Collected data:

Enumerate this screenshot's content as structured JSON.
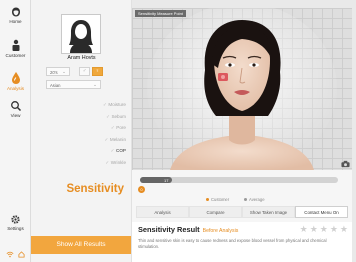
{
  "nav": {
    "items": [
      {
        "label": "Home",
        "icon": "face-icon"
      },
      {
        "label": "Customer",
        "icon": "person-icon"
      },
      {
        "label": "Analysis",
        "icon": "droplet-icon"
      },
      {
        "label": "View",
        "icon": "magnifier-icon"
      }
    ],
    "settings_label": "Settings"
  },
  "profile": {
    "name": "Aram Hovts",
    "age": "20's",
    "ethnicity": "Asian",
    "gender_options": [
      "♂",
      "♀"
    ],
    "selected_gender": "♀"
  },
  "metrics": [
    {
      "label": "Moisture",
      "highlighted": false
    },
    {
      "label": "Sebum",
      "highlighted": false
    },
    {
      "label": "Pore",
      "highlighted": false
    },
    {
      "label": "Melanin",
      "highlighted": false
    },
    {
      "label": "COP",
      "highlighted": true
    },
    {
      "label": "Wrinkle",
      "highlighted": false
    }
  ],
  "current_metric": "Sensitivity",
  "show_all_label": "Show All Results",
  "viewer": {
    "label": "Sensitivity Measure Point"
  },
  "slider": {
    "value_label": "17",
    "fraction": 0.16,
    "marker_label": "0"
  },
  "legend": {
    "customer": "Customer",
    "average": "Average",
    "customer_color": "#e68d22",
    "average_color": "#9a9a9a"
  },
  "tabs": [
    "Analysis",
    "Compare",
    "Show Taken Image",
    "Contact Menu On"
  ],
  "active_tab": 3,
  "result": {
    "title": "Sensitivity Result",
    "subtitle": "Before Analysis",
    "rating": 0,
    "max_rating": 5,
    "description": "Thin and sensitive skin is easy to cause redness and expose blood vessel from physical and chemical stimulation."
  },
  "colors": {
    "accent": "#e68d22",
    "button": "#f2a63e"
  }
}
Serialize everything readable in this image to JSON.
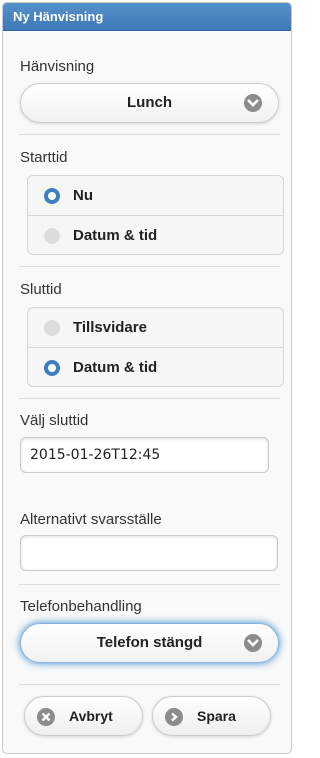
{
  "header": {
    "title": "Ny Hänvisning"
  },
  "hanvisning": {
    "label": "Hänvisning",
    "selected": "Lunch"
  },
  "starttid": {
    "label": "Starttid",
    "options": [
      {
        "label": "Nu",
        "checked": true
      },
      {
        "label": "Datum & tid",
        "checked": false
      }
    ]
  },
  "sluttid": {
    "label": "Sluttid",
    "options": [
      {
        "label": "Tillsvidare",
        "checked": false
      },
      {
        "label": "Datum & tid",
        "checked": true
      }
    ]
  },
  "valj_sluttid": {
    "label": "Välj sluttid",
    "value": "2015-01-26T12:45"
  },
  "alternativt": {
    "label": "Alternativt svarsställe",
    "value": ""
  },
  "telefonbehandling": {
    "label": "Telefonbehandling",
    "selected": "Telefon stängd"
  },
  "buttons": {
    "cancel": "Avbryt",
    "save": "Spara"
  },
  "colors": {
    "header": "#3e79b8",
    "radio_on": "#3c7dc3",
    "focus_glow": "#3388cc"
  },
  "icons": {
    "select_chevron": "chevron-down-icon",
    "cancel": "close-icon",
    "save": "chevron-right-icon"
  }
}
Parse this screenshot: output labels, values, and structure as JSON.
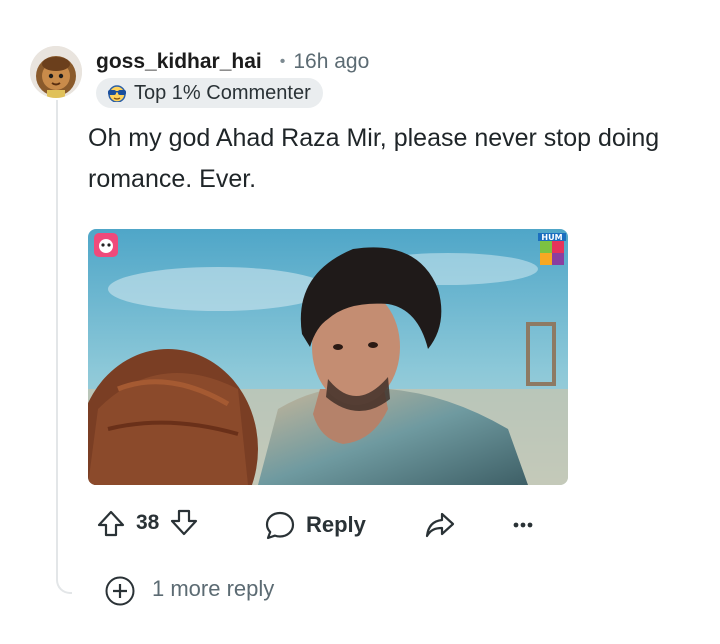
{
  "comment": {
    "username": "goss_kidhar_hai",
    "separator": "•",
    "timestamp": "16h ago",
    "badge": {
      "icon": "sunglasses-icon",
      "label": "Top 1% Commenter"
    },
    "body": "Oh my god Ahad Raza Mir, please never stop doing romance. Ever."
  },
  "media": {
    "app_icon": "panda-icon",
    "channel_logo": "hum-tv-logo",
    "watermark_text": "HUM"
  },
  "actions": {
    "vote_count": "38",
    "reply_label": "Reply",
    "more_menu": "more-options-icon"
  },
  "more_replies": {
    "label": "1 more reply"
  },
  "colors": {
    "badge_bg": "#eaedef",
    "thread_line": "#e3e6e8",
    "muted_text": "#5c6b73"
  }
}
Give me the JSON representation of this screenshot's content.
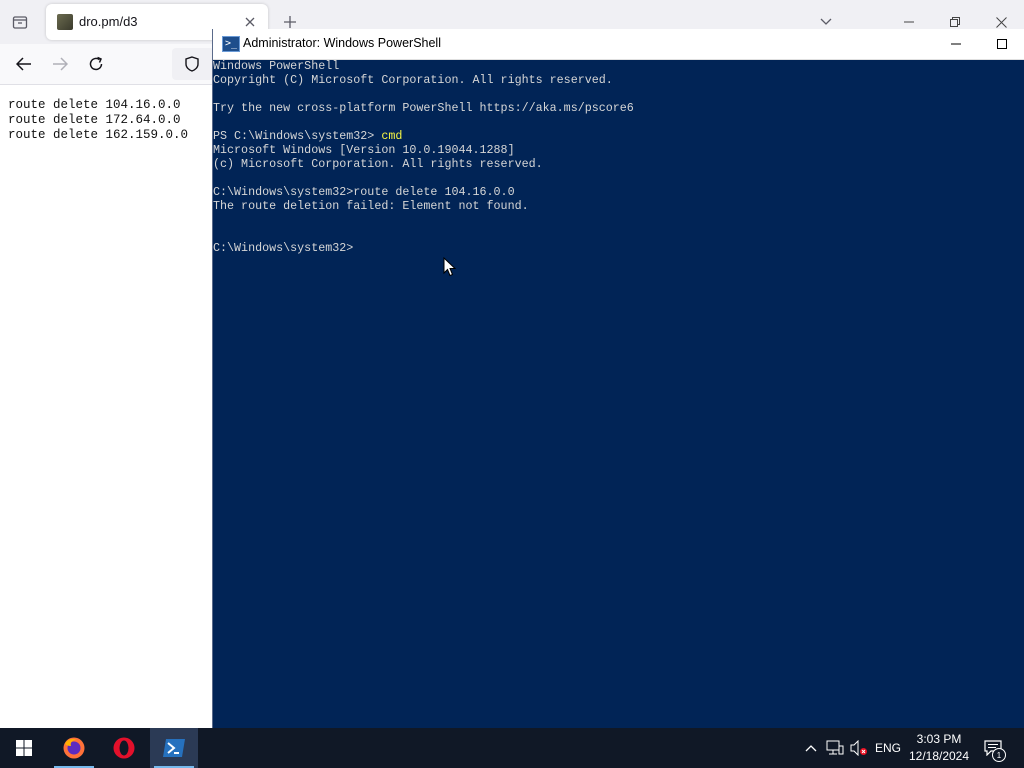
{
  "browser": {
    "tab": {
      "title": "dro.pm/d3"
    },
    "page": {
      "lines": [
        "route delete 104.16.0.0",
        "route delete 172.64.0.0",
        "route delete 162.159.0.0"
      ]
    }
  },
  "powershell": {
    "title": "Administrator: Windows PowerShell",
    "lines": {
      "l1": "Windows PowerShell",
      "l2": "Copyright (C) Microsoft Corporation. All rights reserved.",
      "l3": "Try the new cross-platform PowerShell https://aka.ms/pscore6",
      "l4_prompt": "PS C:\\Windows\\system32> ",
      "l4_cmd": "cmd",
      "l5": "Microsoft Windows [Version 10.0.19044.1288]",
      "l6": "(c) Microsoft Corporation. All rights reserved.",
      "l7": "C:\\Windows\\system32>route delete 104.16.0.0",
      "l8": "The route deletion failed: Element not found.",
      "l9": "C:\\Windows\\system32>"
    },
    "colors": {
      "background": "#012456",
      "text": "#d6d6d6",
      "command": "#f5f543"
    }
  },
  "taskbar": {
    "apps": [
      "start-icon",
      "firefox-icon",
      "opera-icon",
      "powershell-icon"
    ],
    "language": "ENG",
    "time": "3:03 PM",
    "date": "12/18/2024",
    "notification_count": "1"
  }
}
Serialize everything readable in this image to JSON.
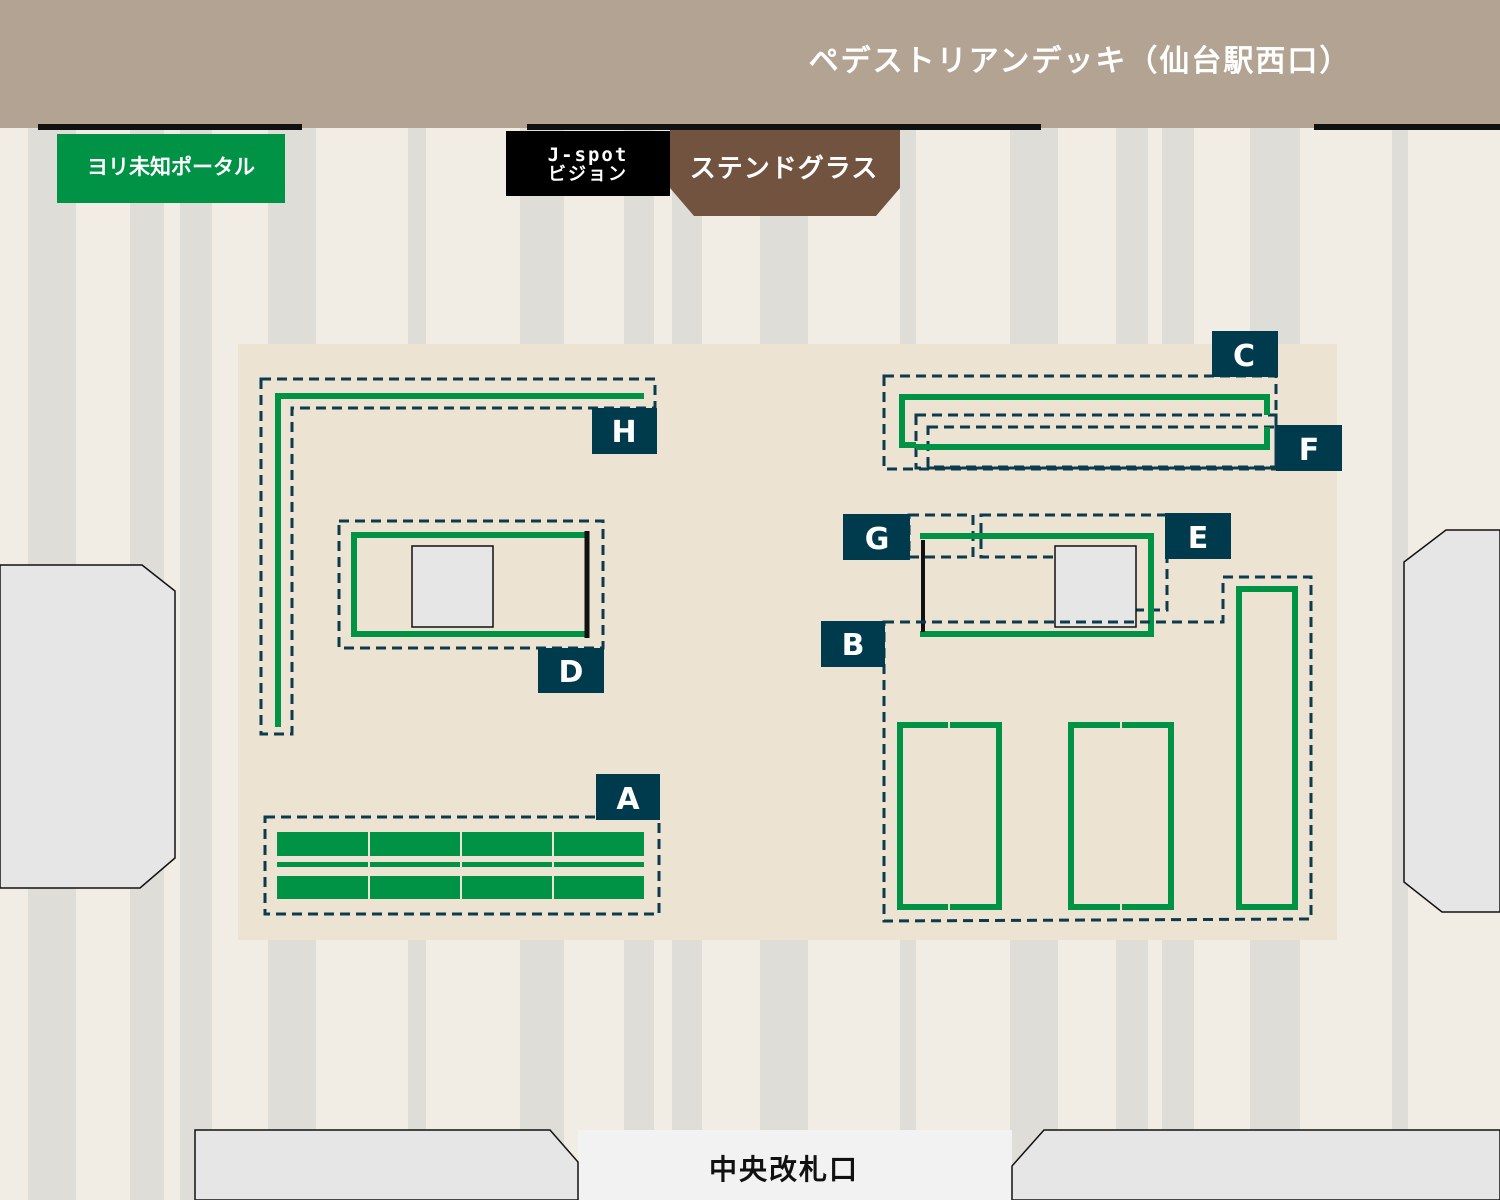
{
  "map": {
    "top_deck": {
      "label": "ペデストリアンデッキ（仙台駅西口）"
    },
    "landmarks": {
      "portal": {
        "label": "ヨリ未知ポータル"
      },
      "jspot": {
        "line1": "J-spot",
        "line2": "ビジョン"
      },
      "stained_glass": {
        "label": "ステンドグラス"
      },
      "gate": {
        "label": "中央改札口"
      }
    },
    "areas": [
      {
        "id": "A",
        "label": "A"
      },
      {
        "id": "B",
        "label": "B"
      },
      {
        "id": "C",
        "label": "C"
      },
      {
        "id": "D",
        "label": "D"
      },
      {
        "id": "E",
        "label": "E"
      },
      {
        "id": "F",
        "label": "F"
      },
      {
        "id": "G",
        "label": "G"
      },
      {
        "id": "H",
        "label": "H"
      }
    ],
    "colors": {
      "deck": "#b3a392",
      "floor_light": "#f4efe6",
      "floor_stripe": "#deddd7",
      "event_zone": "#ece3d2",
      "booth_green": "#009245",
      "area_label_bg": "#003b4d",
      "dashed_outline": "#0c3b4d",
      "portal_green": "#009245",
      "stained_glass_brown": "#725340",
      "jspot_black": "#000000",
      "pillar_gray": "#e6e6e6"
    }
  }
}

**Stated goal:** Skip the pictures and transcribe the rest of the records exactly.

**The output:**
Enumerate this screenshot's content as structured JSON.
{
  "nav": {
    "items": [
      {
        "label": "Home",
        "icon": "face-icon"
      },
      {
        "label": "Customer",
        "icon": "person-icon"
      },
      {
        "label": "Analysis",
        "icon": "droplet-icon"
      },
      {
        "label": "View",
        "icon": "magnifier-icon"
      }
    ],
    "settings_label": "Settings"
  },
  "profile": {
    "name": "Aram Hovts",
    "age": "20's",
    "ethnicity": "Asian",
    "gender_options": [
      "♂",
      "♀"
    ],
    "selected_gender": "♀"
  },
  "metrics": [
    {
      "label": "Moisture",
      "highlighted": false
    },
    {
      "label": "Sebum",
      "highlighted": false
    },
    {
      "label": "Pore",
      "highlighted": false
    },
    {
      "label": "Melanin",
      "highlighted": false
    },
    {
      "label": "COP",
      "highlighted": true
    },
    {
      "label": "Wrinkle",
      "highlighted": false
    }
  ],
  "current_metric": "Sensitivity",
  "show_all_label": "Show All Results",
  "viewer": {
    "label": "Sensitivity Measure Point"
  },
  "slider": {
    "value_label": "17",
    "fraction": 0.16,
    "marker_label": "0"
  },
  "legend": {
    "customer": "Customer",
    "average": "Average",
    "customer_color": "#e68d22",
    "average_color": "#9a9a9a"
  },
  "tabs": [
    "Analysis",
    "Compare",
    "Show Taken Image",
    "Contact Menu On"
  ],
  "active_tab": 3,
  "result": {
    "title": "Sensitivity Result",
    "subtitle": "Before Analysis",
    "rating": 0,
    "max_rating": 5,
    "description": "Thin and sensitive skin is easy to cause redness and expose blood vessel from physical and chemical stimulation."
  },
  "colors": {
    "accent": "#e68d22",
    "button": "#f2a63e"
  }
}
Serialize everything readable in this image to JSON.
{
  "header": {
    "title": "Ny Hänvisning"
  },
  "hanvisning": {
    "label": "Hänvisning",
    "selected": "Lunch"
  },
  "starttid": {
    "label": "Starttid",
    "options": [
      {
        "label": "Nu",
        "checked": true
      },
      {
        "label": "Datum & tid",
        "checked": false
      }
    ]
  },
  "sluttid": {
    "label": "Sluttid",
    "options": [
      {
        "label": "Tillsvidare",
        "checked": false
      },
      {
        "label": "Datum & tid",
        "checked": true
      }
    ]
  },
  "valj_sluttid": {
    "label": "Välj sluttid",
    "value": "2015-01-26T12:45"
  },
  "alternativt": {
    "label": "Alternativt svarsställe",
    "value": ""
  },
  "telefonbehandling": {
    "label": "Telefonbehandling",
    "selected": "Telefon stängd"
  },
  "buttons": {
    "cancel": "Avbryt",
    "save": "Spara"
  },
  "colors": {
    "header": "#3e79b8",
    "radio_on": "#3c7dc3",
    "focus_glow": "#3388cc"
  },
  "icons": {
    "select_chevron": "chevron-down-icon",
    "cancel": "close-icon",
    "save": "chevron-right-icon"
  }
}
Parse this screenshot: output labels, values, and structure as JSON.
{
  "comment": {
    "username": "goss_kidhar_hai",
    "separator": "•",
    "timestamp": "16h ago",
    "badge": {
      "icon": "sunglasses-icon",
      "label": "Top 1% Commenter"
    },
    "body": "Oh my god Ahad Raza Mir, please never stop doing romance. Ever."
  },
  "media": {
    "app_icon": "panda-icon",
    "channel_logo": "hum-tv-logo",
    "watermark_text": "HUM"
  },
  "actions": {
    "vote_count": "38",
    "reply_label": "Reply",
    "more_menu": "more-options-icon"
  },
  "more_replies": {
    "label": "1 more reply"
  },
  "colors": {
    "badge_bg": "#eaedef",
    "thread_line": "#e3e6e8",
    "muted_text": "#5c6b73"
  }
}
Give me the JSON representation of this screenshot's content.
{
  "browser": {
    "tab": {
      "title": "dro.pm/d3"
    },
    "page": {
      "lines": [
        "route delete 104.16.0.0",
        "route delete 172.64.0.0",
        "route delete 162.159.0.0"
      ]
    }
  },
  "powershell": {
    "title": "Administrator: Windows PowerShell",
    "lines": {
      "l1": "Windows PowerShell",
      "l2": "Copyright (C) Microsoft Corporation. All rights reserved.",
      "l3": "Try the new cross-platform PowerShell https://aka.ms/pscore6",
      "l4_prompt": "PS C:\\Windows\\system32> ",
      "l4_cmd": "cmd",
      "l5": "Microsoft Windows [Version 10.0.19044.1288]",
      "l6": "(c) Microsoft Corporation. All rights reserved.",
      "l7": "C:\\Windows\\system32>route delete 104.16.0.0",
      "l8": "The route deletion failed: Element not found.",
      "l9": "C:\\Windows\\system32>"
    },
    "colors": {
      "background": "#012456",
      "text": "#d6d6d6",
      "command": "#f5f543"
    }
  },
  "taskbar": {
    "apps": [
      "start-icon",
      "firefox-icon",
      "opera-icon",
      "powershell-icon"
    ],
    "language": "ENG",
    "time": "3:03 PM",
    "date": "12/18/2024",
    "notification_count": "1"
  }
}
Serialize everything readable in this image to JSON.
{
  "map": {
    "top_deck": {
      "label": "ペデストリアンデッキ（仙台駅西口）"
    },
    "landmarks": {
      "portal": {
        "label": "ヨリ未知ポータル"
      },
      "jspot": {
        "line1": "J-spot",
        "line2": "ビジョン"
      },
      "stained_glass": {
        "label": "ステンドグラス"
      },
      "gate": {
        "label": "中央改札口"
      }
    },
    "areas": [
      {
        "id": "A",
        "label": "A"
      },
      {
        "id": "B",
        "label": "B"
      },
      {
        "id": "C",
        "label": "C"
      },
      {
        "id": "D",
        "label": "D"
      },
      {
        "id": "E",
        "label": "E"
      },
      {
        "id": "F",
        "label": "F"
      },
      {
        "id": "G",
        "label": "G"
      },
      {
        "id": "H",
        "label": "H"
      }
    ],
    "colors": {
      "deck": "#b3a392",
      "floor_light": "#f4efe6",
      "floor_stripe": "#deddd7",
      "event_zone": "#ece3d2",
      "booth_green": "#009245",
      "area_label_bg": "#003b4d",
      "dashed_outline": "#0c3b4d",
      "portal_green": "#009245",
      "stained_glass_brown": "#725340",
      "jspot_black": "#000000",
      "pillar_gray": "#e6e6e6"
    }
  }
}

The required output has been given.